======== Provided material ========
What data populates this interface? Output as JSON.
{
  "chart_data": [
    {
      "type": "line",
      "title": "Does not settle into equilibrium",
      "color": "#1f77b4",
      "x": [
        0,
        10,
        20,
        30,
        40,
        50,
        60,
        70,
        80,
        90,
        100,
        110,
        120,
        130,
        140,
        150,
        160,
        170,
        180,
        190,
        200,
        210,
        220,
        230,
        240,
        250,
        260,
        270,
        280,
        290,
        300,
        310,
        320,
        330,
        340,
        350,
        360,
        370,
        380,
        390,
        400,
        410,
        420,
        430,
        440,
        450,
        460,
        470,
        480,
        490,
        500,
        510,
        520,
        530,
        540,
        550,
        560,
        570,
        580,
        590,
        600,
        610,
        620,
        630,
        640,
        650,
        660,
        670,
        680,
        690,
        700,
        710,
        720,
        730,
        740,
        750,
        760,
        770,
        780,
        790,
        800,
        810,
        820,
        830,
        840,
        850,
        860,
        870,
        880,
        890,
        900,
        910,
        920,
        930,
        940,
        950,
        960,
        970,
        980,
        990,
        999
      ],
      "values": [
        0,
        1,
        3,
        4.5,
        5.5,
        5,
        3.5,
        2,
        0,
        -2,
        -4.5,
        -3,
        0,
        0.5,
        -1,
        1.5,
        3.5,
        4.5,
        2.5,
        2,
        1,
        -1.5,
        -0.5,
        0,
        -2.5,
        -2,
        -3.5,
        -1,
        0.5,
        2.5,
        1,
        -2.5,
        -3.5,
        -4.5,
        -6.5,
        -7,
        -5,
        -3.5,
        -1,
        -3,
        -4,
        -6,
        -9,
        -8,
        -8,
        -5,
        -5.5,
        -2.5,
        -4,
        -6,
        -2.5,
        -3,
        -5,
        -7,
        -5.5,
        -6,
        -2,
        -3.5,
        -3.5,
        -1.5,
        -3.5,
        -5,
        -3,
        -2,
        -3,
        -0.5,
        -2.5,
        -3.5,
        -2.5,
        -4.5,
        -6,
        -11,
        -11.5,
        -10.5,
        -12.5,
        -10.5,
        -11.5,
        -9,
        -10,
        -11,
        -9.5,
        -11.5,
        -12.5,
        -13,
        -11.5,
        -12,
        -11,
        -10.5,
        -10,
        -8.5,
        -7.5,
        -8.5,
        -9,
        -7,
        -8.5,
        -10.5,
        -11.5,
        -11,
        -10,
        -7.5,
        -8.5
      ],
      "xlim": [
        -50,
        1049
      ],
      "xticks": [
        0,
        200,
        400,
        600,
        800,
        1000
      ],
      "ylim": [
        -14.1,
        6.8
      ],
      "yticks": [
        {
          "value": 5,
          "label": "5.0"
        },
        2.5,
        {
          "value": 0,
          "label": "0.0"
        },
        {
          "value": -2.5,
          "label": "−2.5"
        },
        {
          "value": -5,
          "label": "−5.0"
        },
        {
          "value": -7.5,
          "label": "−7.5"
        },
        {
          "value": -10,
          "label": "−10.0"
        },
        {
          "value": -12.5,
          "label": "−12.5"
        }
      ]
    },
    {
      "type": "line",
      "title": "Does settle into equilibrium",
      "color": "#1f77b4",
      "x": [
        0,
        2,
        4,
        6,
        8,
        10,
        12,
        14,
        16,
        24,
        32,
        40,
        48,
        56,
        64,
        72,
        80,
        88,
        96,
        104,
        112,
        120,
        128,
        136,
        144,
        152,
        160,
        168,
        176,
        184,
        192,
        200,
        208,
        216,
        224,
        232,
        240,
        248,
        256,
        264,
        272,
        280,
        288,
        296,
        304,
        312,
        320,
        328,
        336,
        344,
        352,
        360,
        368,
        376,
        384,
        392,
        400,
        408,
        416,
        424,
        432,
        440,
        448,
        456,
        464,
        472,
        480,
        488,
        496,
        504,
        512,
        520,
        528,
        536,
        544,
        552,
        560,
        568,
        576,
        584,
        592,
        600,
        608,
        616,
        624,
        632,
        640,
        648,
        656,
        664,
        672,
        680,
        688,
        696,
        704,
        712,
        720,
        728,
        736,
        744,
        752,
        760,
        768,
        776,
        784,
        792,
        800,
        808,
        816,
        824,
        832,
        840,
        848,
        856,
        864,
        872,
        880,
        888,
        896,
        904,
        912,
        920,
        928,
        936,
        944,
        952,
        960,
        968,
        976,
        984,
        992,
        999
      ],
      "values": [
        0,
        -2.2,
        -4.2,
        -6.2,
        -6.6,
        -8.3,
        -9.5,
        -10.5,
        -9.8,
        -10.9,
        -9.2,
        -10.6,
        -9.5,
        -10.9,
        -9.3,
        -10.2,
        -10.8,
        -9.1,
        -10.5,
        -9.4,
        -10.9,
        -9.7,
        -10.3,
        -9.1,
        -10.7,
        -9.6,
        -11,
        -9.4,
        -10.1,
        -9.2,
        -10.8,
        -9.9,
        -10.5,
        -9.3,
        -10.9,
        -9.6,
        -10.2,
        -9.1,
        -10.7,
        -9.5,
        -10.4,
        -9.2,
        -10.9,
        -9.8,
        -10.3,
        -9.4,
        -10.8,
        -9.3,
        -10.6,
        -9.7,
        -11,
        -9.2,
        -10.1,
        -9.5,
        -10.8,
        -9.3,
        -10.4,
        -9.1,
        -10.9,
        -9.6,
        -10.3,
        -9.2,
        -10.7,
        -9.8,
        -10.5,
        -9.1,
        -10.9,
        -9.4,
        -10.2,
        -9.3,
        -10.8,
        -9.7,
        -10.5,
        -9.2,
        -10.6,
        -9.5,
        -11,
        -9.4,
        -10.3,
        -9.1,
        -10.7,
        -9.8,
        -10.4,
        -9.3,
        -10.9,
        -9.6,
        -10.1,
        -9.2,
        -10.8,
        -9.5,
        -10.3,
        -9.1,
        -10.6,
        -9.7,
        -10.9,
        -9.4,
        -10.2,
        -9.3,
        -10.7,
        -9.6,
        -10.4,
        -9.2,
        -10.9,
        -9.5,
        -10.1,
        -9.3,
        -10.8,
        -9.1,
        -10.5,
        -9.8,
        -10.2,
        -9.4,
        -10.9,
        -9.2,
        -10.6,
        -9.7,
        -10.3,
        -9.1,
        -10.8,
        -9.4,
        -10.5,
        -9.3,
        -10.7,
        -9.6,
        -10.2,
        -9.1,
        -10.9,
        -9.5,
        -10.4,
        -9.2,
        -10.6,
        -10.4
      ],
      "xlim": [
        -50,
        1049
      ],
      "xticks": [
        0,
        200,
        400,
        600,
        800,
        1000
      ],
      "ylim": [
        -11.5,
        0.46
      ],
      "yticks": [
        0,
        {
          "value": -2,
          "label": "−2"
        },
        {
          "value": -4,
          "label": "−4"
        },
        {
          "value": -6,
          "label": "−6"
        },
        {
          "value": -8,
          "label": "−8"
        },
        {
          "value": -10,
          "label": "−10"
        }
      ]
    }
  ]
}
========
======== Provided material ========
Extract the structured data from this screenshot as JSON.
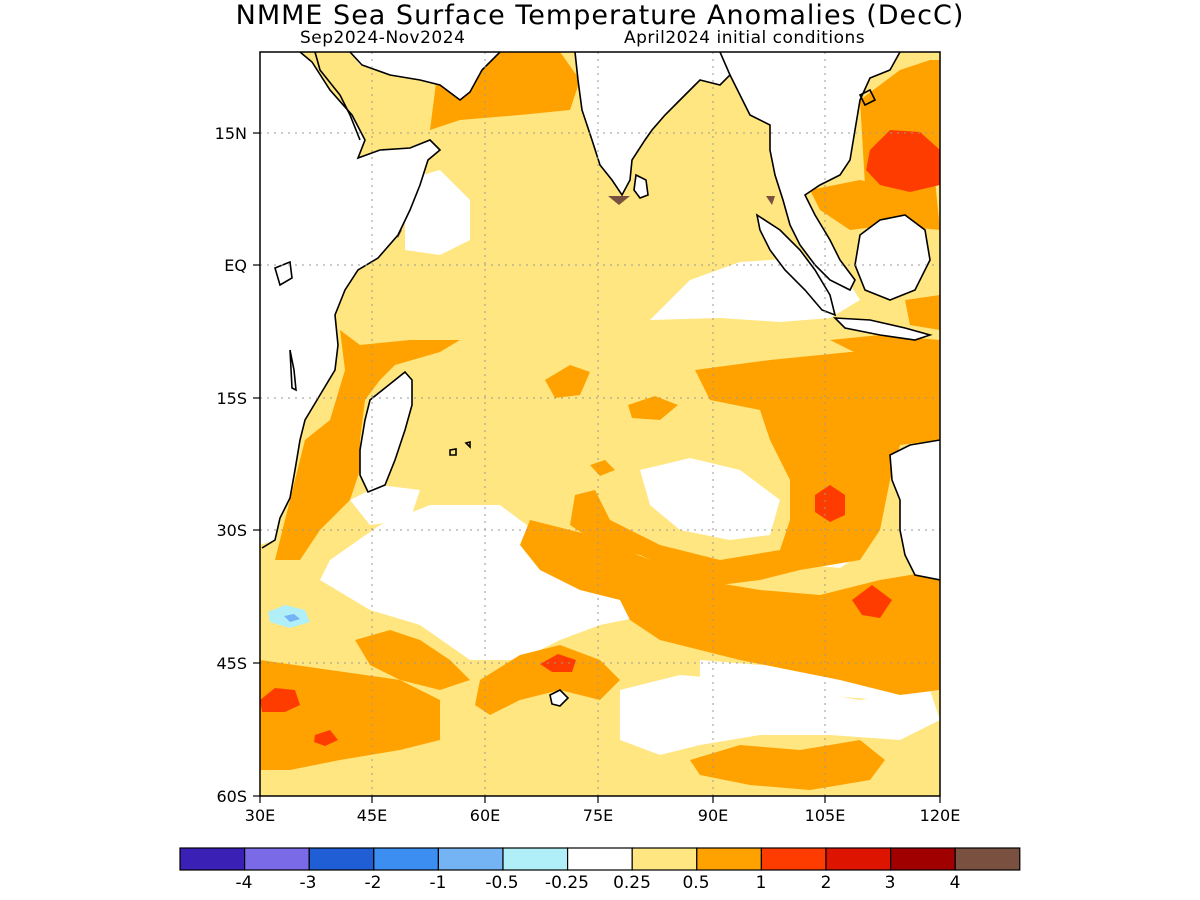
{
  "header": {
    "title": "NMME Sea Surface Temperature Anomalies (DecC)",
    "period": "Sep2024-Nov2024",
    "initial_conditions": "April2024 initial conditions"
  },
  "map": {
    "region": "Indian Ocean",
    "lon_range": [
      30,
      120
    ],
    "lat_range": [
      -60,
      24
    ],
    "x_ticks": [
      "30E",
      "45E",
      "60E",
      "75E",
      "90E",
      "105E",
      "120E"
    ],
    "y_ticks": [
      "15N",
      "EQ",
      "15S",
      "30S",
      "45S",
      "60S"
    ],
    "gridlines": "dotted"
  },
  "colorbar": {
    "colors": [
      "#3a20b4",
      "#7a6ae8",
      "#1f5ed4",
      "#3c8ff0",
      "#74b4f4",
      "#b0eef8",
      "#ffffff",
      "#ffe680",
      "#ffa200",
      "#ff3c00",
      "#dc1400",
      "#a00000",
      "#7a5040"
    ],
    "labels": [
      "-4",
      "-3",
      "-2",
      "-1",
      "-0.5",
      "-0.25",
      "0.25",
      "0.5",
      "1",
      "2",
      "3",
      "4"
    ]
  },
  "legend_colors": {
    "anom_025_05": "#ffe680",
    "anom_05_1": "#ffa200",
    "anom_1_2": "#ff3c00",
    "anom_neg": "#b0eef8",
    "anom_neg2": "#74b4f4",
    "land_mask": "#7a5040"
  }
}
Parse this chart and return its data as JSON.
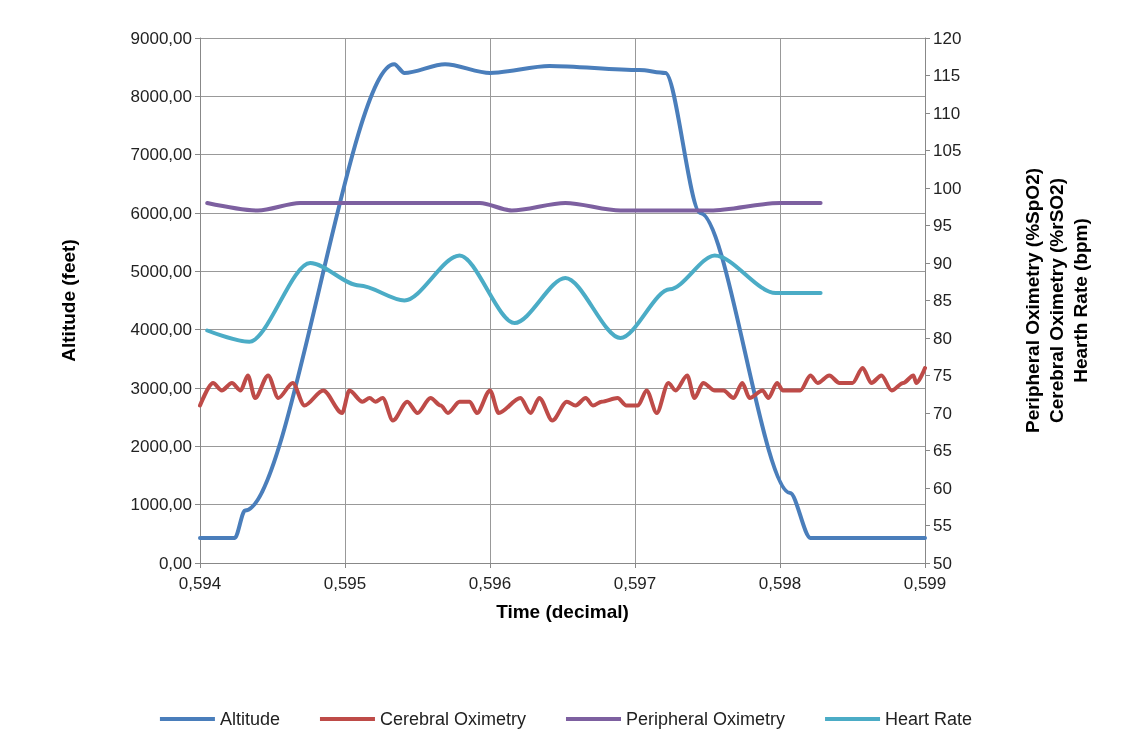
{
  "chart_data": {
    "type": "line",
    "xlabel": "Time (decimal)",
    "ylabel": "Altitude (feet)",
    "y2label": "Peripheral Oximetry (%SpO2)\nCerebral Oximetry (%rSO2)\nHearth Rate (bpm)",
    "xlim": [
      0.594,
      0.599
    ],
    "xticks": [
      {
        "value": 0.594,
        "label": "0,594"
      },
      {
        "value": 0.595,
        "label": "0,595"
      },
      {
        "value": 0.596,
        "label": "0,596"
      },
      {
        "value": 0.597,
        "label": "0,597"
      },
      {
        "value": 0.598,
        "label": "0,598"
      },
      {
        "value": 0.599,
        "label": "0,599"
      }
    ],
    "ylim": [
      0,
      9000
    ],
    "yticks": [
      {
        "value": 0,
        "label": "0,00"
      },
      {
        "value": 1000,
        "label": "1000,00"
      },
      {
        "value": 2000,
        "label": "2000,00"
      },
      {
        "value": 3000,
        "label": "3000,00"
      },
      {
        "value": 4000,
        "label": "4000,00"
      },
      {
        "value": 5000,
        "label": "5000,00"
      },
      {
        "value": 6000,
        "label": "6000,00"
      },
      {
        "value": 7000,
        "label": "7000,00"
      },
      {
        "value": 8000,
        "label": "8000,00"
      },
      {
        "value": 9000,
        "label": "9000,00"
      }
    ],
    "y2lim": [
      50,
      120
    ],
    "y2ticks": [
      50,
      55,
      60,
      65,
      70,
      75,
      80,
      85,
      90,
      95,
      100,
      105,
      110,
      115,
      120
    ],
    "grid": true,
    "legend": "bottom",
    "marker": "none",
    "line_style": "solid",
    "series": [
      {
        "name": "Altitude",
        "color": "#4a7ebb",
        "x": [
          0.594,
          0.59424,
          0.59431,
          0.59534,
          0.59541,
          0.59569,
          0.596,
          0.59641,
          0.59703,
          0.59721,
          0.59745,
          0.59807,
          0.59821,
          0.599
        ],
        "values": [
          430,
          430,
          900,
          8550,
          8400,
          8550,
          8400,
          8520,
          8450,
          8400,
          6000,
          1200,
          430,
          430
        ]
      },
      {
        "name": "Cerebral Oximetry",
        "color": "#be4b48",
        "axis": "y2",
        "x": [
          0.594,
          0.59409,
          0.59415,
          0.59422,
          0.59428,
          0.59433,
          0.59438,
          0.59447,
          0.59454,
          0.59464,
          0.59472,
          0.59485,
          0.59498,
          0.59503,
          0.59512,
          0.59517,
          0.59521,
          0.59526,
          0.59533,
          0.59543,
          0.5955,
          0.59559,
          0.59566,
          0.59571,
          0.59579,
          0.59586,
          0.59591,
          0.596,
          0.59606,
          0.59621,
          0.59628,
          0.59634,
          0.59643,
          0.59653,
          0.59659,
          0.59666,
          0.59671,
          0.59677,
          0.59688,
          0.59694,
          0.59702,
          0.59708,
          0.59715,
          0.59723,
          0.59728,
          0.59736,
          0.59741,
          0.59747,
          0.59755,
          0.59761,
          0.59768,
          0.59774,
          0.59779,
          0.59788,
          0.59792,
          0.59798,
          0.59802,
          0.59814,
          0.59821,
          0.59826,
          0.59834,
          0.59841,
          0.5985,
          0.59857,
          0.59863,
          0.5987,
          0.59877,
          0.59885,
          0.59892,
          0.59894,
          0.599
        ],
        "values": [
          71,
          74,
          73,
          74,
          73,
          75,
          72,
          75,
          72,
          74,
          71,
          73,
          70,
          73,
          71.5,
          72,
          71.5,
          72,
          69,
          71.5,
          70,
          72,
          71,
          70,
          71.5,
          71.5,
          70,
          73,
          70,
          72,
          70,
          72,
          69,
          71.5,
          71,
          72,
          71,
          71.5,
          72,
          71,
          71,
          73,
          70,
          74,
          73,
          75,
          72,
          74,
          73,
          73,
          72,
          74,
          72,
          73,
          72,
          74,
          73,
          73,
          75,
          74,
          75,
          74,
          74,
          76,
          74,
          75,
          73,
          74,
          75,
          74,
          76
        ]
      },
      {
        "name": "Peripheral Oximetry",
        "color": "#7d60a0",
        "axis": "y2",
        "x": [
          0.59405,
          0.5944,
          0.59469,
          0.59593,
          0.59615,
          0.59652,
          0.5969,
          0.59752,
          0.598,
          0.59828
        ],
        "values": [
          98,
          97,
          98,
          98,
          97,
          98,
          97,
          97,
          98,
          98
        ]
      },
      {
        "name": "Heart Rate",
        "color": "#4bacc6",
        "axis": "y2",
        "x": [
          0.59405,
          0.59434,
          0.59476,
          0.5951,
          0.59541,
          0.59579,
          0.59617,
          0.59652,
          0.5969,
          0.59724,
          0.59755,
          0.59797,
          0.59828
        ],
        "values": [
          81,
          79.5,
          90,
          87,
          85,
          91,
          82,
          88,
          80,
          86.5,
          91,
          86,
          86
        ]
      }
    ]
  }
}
========
======== Provided material ========
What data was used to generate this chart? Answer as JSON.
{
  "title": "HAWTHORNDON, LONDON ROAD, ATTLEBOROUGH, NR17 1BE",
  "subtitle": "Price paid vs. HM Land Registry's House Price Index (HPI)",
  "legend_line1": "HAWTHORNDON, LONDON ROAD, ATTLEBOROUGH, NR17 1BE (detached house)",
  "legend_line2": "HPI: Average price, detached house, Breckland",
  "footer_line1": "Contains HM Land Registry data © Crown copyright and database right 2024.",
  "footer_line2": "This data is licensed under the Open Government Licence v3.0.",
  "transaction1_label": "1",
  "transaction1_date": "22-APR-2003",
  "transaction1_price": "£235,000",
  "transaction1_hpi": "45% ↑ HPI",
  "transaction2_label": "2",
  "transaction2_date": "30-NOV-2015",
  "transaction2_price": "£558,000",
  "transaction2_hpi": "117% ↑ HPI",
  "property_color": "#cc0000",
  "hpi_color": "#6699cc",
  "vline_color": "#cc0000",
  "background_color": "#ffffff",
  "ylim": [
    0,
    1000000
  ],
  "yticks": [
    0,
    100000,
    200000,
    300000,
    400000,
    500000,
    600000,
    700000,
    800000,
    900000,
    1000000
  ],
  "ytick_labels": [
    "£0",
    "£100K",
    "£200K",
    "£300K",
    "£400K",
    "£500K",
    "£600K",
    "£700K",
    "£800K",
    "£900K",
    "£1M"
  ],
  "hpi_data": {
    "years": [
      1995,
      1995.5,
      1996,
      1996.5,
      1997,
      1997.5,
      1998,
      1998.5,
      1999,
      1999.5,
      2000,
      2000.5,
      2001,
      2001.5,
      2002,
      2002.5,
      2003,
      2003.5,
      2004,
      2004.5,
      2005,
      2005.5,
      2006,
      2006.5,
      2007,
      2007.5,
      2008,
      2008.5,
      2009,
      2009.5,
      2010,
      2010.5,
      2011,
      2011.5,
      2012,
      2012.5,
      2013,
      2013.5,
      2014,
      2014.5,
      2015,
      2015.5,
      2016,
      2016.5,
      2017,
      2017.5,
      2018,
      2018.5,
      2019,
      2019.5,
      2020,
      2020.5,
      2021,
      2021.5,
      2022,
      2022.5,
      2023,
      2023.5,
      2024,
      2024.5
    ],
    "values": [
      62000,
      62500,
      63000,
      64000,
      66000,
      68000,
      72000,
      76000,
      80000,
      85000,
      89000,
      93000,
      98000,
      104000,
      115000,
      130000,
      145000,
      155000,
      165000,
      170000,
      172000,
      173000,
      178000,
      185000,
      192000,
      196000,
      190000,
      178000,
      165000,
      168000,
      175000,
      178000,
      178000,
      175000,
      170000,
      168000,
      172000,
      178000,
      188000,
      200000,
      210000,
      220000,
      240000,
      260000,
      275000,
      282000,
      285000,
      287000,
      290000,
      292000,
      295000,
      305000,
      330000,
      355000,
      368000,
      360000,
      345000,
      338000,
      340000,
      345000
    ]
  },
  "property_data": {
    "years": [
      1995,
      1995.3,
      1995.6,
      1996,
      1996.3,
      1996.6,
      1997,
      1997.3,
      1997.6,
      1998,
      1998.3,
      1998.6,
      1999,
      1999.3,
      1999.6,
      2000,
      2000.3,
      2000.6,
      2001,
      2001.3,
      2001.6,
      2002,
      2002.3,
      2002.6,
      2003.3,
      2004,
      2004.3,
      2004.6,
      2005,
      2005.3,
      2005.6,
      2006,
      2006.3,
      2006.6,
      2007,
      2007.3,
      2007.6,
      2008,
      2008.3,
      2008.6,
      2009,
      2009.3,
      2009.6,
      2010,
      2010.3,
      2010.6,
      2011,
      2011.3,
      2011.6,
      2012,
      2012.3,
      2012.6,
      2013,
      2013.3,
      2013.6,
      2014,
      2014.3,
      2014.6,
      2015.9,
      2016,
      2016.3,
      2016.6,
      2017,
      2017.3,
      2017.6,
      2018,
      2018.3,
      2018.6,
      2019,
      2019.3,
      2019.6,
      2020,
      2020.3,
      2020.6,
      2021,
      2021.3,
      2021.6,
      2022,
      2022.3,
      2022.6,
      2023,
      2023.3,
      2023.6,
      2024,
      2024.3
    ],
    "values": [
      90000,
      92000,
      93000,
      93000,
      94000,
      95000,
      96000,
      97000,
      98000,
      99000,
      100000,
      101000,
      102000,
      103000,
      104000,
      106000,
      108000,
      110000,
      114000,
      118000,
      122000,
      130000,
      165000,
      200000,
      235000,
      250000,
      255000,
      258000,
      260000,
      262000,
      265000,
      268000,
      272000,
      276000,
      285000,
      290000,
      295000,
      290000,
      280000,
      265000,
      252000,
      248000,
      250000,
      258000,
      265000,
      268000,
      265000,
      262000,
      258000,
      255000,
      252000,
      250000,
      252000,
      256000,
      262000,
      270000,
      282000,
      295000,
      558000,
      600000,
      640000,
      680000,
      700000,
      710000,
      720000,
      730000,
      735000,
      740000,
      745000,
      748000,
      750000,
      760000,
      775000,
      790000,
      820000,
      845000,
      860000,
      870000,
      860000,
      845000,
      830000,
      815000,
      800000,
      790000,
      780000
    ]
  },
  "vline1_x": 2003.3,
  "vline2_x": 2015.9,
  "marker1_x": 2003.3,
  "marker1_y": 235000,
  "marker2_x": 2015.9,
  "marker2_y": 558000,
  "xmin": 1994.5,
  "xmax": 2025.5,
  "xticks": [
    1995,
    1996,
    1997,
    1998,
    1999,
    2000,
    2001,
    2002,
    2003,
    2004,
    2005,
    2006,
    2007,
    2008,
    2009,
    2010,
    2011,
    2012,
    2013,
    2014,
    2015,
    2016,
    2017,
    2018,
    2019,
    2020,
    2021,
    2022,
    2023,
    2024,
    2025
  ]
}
========
§ **Written exercise**
Scan the listing above and identify each line holding the string "HAWTHORNDON"; copy every such line.

§ **Exercise response**
  "title": "HAWTHORNDON, LONDON ROAD, ATTLEBOROUGH, NR17 1BE",
  "legend_line1": "HAWTHORNDON, LONDON ROAD, ATTLEBOROUGH, NR17 1BE (detached house)",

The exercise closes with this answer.